What you need to do:
Quote the full listing word for word.
╭─ Record list
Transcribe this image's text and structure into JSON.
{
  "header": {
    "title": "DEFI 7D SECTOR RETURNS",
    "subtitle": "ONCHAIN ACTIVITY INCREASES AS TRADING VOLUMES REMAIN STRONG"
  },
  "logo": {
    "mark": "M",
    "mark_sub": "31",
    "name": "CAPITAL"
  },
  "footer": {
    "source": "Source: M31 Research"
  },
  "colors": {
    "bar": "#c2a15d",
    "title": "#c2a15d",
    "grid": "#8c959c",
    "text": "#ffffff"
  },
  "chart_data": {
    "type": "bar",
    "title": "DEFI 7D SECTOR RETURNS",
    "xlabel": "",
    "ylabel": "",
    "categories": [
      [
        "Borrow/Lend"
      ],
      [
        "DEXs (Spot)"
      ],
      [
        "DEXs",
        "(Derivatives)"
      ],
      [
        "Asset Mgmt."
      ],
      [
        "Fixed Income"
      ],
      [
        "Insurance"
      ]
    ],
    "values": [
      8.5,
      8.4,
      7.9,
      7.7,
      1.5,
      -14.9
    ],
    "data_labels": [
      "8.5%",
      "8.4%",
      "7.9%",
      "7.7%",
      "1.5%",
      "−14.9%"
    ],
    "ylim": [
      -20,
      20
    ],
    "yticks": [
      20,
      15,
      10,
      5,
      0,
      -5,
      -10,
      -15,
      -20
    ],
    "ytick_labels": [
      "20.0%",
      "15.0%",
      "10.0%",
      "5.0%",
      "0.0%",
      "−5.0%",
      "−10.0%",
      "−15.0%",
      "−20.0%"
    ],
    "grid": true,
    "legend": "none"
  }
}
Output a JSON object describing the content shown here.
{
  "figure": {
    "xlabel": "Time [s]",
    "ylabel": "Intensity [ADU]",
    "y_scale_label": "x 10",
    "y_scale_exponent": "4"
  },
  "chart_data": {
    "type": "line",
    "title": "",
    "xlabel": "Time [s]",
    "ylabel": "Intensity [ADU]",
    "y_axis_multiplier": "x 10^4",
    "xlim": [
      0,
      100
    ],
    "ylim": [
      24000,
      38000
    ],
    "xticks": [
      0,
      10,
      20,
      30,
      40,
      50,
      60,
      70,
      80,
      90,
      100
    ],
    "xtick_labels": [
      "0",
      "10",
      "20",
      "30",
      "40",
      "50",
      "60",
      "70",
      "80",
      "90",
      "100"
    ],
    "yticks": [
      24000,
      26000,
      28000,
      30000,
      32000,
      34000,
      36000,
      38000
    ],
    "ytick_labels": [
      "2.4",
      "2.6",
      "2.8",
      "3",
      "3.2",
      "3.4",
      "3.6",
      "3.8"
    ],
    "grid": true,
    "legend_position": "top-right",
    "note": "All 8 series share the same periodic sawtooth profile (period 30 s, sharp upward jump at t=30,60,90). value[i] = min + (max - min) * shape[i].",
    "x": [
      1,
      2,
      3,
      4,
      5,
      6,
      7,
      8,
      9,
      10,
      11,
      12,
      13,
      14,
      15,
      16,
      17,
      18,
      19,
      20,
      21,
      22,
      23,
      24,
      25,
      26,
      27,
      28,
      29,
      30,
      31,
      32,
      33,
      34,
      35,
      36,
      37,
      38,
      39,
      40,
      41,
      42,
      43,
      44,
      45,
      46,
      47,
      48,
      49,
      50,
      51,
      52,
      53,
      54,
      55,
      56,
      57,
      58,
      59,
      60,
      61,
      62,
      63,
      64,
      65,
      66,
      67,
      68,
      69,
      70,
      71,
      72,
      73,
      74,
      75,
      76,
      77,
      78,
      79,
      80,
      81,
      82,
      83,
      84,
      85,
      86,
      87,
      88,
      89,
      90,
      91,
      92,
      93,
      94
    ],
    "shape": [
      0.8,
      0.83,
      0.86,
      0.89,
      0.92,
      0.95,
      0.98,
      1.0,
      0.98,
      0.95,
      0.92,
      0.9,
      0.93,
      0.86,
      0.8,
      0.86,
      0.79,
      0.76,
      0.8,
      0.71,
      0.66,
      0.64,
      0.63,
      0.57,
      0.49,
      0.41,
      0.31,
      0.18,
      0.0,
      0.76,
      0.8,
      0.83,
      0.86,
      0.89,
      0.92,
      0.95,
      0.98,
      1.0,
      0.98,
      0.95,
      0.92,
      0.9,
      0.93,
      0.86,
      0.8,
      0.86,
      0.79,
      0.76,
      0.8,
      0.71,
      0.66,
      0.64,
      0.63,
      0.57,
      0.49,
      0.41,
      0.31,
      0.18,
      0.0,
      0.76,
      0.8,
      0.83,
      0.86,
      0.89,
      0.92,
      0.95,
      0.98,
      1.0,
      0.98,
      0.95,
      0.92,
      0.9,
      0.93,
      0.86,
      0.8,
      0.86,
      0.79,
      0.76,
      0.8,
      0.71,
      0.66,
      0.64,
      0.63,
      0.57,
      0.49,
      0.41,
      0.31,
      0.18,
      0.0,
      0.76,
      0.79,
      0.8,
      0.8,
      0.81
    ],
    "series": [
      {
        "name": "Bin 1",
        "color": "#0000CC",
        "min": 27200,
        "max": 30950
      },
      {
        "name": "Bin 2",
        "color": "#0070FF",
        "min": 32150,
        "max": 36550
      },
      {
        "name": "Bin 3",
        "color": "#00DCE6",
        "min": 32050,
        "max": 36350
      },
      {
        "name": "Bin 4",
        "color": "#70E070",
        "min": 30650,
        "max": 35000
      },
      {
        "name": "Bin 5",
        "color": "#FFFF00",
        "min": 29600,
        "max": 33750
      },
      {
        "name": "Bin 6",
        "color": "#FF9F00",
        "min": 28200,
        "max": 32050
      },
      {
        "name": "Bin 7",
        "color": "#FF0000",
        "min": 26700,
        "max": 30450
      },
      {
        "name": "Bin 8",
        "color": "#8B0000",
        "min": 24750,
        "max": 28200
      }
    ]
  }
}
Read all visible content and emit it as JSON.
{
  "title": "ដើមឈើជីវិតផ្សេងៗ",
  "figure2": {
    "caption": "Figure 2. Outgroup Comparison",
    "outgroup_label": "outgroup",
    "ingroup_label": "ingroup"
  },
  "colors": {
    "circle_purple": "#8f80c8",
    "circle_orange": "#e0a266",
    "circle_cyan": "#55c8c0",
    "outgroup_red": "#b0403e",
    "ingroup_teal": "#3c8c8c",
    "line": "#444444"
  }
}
╰─
Answer for this exercise:
Transcribe this image's text and structure into JSON.
{
  "header": {
    "title": "DEFI 7D SECTOR RETURNS",
    "subtitle": "ONCHAIN ACTIVITY INCREASES AS TRADING VOLUMES REMAIN STRONG"
  },
  "logo": {
    "mark": "M",
    "mark_sub": "31",
    "name": "CAPITAL"
  },
  "footer": {
    "source": "Source: M31 Research"
  },
  "colors": {
    "bar": "#c2a15d",
    "title": "#c2a15d",
    "grid": "#8c959c",
    "text": "#ffffff"
  },
  "chart_data": {
    "type": "bar",
    "title": "DEFI 7D SECTOR RETURNS",
    "xlabel": "",
    "ylabel": "",
    "categories": [
      [
        "Borrow/Lend"
      ],
      [
        "DEXs (Spot)"
      ],
      [
        "DEXs",
        "(Derivatives)"
      ],
      [
        "Asset Mgmt."
      ],
      [
        "Fixed Income"
      ],
      [
        "Insurance"
      ]
    ],
    "values": [
      8.5,
      8.4,
      7.9,
      7.7,
      1.5,
      -14.9
    ],
    "data_labels": [
      "8.5%",
      "8.4%",
      "7.9%",
      "7.7%",
      "1.5%",
      "−14.9%"
    ],
    "ylim": [
      -20,
      20
    ],
    "yticks": [
      20,
      15,
      10,
      5,
      0,
      -5,
      -10,
      -15,
      -20
    ],
    "ytick_labels": [
      "20.0%",
      "15.0%",
      "10.0%",
      "5.0%",
      "0.0%",
      "−5.0%",
      "−10.0%",
      "−15.0%",
      "−20.0%"
    ],
    "grid": true,
    "legend": "none"
  }
}
Output a JSON object describing the content shown here.
{
  "figure": {
    "xlabel": "Time [s]",
    "ylabel": "Intensity [ADU]",
    "y_scale_label": "x 10",
    "y_scale_exponent": "4"
  },
  "chart_data": {
    "type": "line",
    "title": "",
    "xlabel": "Time [s]",
    "ylabel": "Intensity [ADU]",
    "y_axis_multiplier": "x 10^4",
    "xlim": [
      0,
      100
    ],
    "ylim": [
      24000,
      38000
    ],
    "xticks": [
      0,
      10,
      20,
      30,
      40,
      50,
      60,
      70,
      80,
      90,
      100
    ],
    "xtick_labels": [
      "0",
      "10",
      "20",
      "30",
      "40",
      "50",
      "60",
      "70",
      "80",
      "90",
      "100"
    ],
    "yticks": [
      24000,
      26000,
      28000,
      30000,
      32000,
      34000,
      36000,
      38000
    ],
    "ytick_labels": [
      "2.4",
      "2.6",
      "2.8",
      "3",
      "3.2",
      "3.4",
      "3.6",
      "3.8"
    ],
    "grid": true,
    "legend_position": "top-right",
    "note": "All 8 series share the same periodic sawtooth profile (period 30 s, sharp upward jump at t=30,60,90). value[i] = min + (max - min) * shape[i].",
    "x": [
      1,
      2,
      3,
      4,
      5,
      6,
      7,
      8,
      9,
      10,
      11,
      12,
      13,
      14,
      15,
      16,
      17,
      18,
      19,
      20,
      21,
      22,
      23,
      24,
      25,
      26,
      27,
      28,
      29,
      30,
      31,
      32,
      33,
      34,
      35,
      36,
      37,
      38,
      39,
      40,
      41,
      42,
      43,
      44,
      45,
      46,
      47,
      48,
      49,
      50,
      51,
      52,
      53,
      54,
      55,
      56,
      57,
      58,
      59,
      60,
      61,
      62,
      63,
      64,
      65,
      66,
      67,
      68,
      69,
      70,
      71,
      72,
      73,
      74,
      75,
      76,
      77,
      78,
      79,
      80,
      81,
      82,
      83,
      84,
      85,
      86,
      87,
      88,
      89,
      90,
      91,
      92,
      93,
      94
    ],
    "shape": [
      0.8,
      0.83,
      0.86,
      0.89,
      0.92,
      0.95,
      0.98,
      1.0,
      0.98,
      0.95,
      0.92,
      0.9,
      0.93,
      0.86,
      0.8,
      0.86,
      0.79,
      0.76,
      0.8,
      0.71,
      0.66,
      0.64,
      0.63,
      0.57,
      0.49,
      0.41,
      0.31,
      0.18,
      0.0,
      0.76,
      0.8,
      0.83,
      0.86,
      0.89,
      0.92,
      0.95,
      0.98,
      1.0,
      0.98,
      0.95,
      0.92,
      0.9,
      0.93,
      0.86,
      0.8,
      0.86,
      0.79,
      0.76,
      0.8,
      0.71,
      0.66,
      0.64,
      0.63,
      0.57,
      0.49,
      0.41,
      0.31,
      0.18,
      0.0,
      0.76,
      0.8,
      0.83,
      0.86,
      0.89,
      0.92,
      0.95,
      0.98,
      1.0,
      0.98,
      0.95,
      0.92,
      0.9,
      0.93,
      0.86,
      0.8,
      0.86,
      0.79,
      0.76,
      0.8,
      0.71,
      0.66,
      0.64,
      0.63,
      0.57,
      0.49,
      0.41,
      0.31,
      0.18,
      0.0,
      0.76,
      0.79,
      0.8,
      0.8,
      0.81
    ],
    "series": [
      {
        "name": "Bin 1",
        "color": "#0000CC",
        "min": 27200,
        "max": 30950
      },
      {
        "name": "Bin 2",
        "color": "#0070FF",
        "min": 32150,
        "max": 36550
      },
      {
        "name": "Bin 3",
        "color": "#00DCE6",
        "min": 32050,
        "max": 36350
      },
      {
        "name": "Bin 4",
        "color": "#70E070",
        "min": 30650,
        "max": 35000
      },
      {
        "name": "Bin 5",
        "color": "#FFFF00",
        "min": 29600,
        "max": 33750
      },
      {
        "name": "Bin 6",
        "color": "#FF9F00",
        "min": 28200,
        "max": 32050
      },
      {
        "name": "Bin 7",
        "color": "#FF0000",
        "min": 26700,
        "max": 30450
      },
      {
        "name": "Bin 8",
        "color": "#8B0000",
        "min": 24750,
        "max": 28200
      }
    ]
  }
}
Read all visible content and emit it as JSON.
{
  "title": "ដើមឈើជីវិតផ្សេងៗ",
  "figure2": {
    "caption": "Figure 2. Outgroup Comparison",
    "outgroup_label": "outgroup",
    "ingroup_label": "ingroup"
  },
  "colors": {
    "circle_purple": "#8f80c8",
    "circle_orange": "#e0a266",
    "circle_cyan": "#55c8c0",
    "outgroup_red": "#b0403e",
    "ingroup_teal": "#3c8c8c",
    "line": "#444444"
  }
}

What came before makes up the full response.